▸ **Set task**
Edit the lines from the start of the data through the line holding "data-point-false (388, 194, 393, 200)", inclusive, so that "data-point-true" becomes "data-point-positive" and nothing else changes.

──────── The input ────────

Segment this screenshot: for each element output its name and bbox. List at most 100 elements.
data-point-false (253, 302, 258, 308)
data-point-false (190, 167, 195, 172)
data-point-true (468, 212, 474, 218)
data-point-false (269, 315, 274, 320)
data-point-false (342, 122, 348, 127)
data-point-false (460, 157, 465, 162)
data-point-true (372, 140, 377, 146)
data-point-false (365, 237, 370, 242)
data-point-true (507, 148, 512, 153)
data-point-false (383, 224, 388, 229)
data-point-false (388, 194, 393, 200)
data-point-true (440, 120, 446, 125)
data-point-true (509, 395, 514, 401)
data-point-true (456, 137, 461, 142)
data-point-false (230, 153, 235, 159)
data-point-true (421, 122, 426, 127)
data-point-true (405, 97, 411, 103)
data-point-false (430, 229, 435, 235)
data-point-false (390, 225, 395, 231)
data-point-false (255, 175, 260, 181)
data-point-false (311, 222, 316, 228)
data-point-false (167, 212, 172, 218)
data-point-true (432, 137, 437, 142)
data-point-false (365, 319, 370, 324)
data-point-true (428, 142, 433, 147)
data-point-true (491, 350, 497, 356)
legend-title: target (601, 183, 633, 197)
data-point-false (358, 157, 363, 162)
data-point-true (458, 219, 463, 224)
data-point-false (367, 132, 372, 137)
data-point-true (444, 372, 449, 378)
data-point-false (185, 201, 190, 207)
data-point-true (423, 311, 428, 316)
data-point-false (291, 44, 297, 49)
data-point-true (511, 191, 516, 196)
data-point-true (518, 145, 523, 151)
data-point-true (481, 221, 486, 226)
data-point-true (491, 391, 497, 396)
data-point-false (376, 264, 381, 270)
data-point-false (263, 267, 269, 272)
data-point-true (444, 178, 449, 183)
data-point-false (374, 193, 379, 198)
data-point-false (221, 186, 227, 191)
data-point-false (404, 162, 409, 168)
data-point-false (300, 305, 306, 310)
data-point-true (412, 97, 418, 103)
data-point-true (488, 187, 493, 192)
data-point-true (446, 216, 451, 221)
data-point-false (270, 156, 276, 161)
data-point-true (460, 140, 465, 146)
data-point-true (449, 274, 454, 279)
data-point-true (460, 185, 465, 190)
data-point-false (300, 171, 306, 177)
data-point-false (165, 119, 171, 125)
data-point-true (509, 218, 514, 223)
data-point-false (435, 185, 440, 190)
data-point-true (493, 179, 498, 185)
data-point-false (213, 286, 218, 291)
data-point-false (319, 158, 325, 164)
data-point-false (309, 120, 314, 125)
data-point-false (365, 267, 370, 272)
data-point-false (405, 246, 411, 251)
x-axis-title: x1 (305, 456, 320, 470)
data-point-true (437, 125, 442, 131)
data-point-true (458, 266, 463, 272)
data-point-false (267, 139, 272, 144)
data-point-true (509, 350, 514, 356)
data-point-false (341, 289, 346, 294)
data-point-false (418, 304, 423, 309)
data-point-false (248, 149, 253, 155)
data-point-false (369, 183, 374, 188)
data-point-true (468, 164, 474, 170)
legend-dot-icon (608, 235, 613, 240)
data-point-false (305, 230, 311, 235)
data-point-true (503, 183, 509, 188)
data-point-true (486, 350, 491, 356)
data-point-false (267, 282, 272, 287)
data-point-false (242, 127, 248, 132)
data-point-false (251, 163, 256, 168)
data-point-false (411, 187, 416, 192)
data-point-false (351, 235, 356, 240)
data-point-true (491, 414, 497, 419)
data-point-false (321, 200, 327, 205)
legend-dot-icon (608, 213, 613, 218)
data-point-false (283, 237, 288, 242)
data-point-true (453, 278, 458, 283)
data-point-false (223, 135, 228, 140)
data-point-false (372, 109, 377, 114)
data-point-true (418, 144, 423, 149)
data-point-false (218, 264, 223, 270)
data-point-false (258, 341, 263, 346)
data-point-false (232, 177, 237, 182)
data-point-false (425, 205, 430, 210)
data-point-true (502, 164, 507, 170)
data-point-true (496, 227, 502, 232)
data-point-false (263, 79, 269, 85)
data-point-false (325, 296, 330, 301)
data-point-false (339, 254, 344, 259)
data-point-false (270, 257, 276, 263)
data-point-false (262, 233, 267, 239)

────────

▸ **Right answer**
Segment this screenshot: for each element output its name and bbox. List at most 100 elements.
data-point-false (253, 302, 258, 308)
data-point-false (190, 167, 195, 172)
data-point-positive (468, 212, 474, 218)
data-point-false (269, 315, 274, 320)
data-point-false (342, 122, 348, 127)
data-point-false (460, 157, 465, 162)
data-point-positive (372, 140, 377, 146)
data-point-false (365, 237, 370, 242)
data-point-positive (507, 148, 512, 153)
data-point-false (383, 224, 388, 229)
data-point-false (388, 194, 393, 200)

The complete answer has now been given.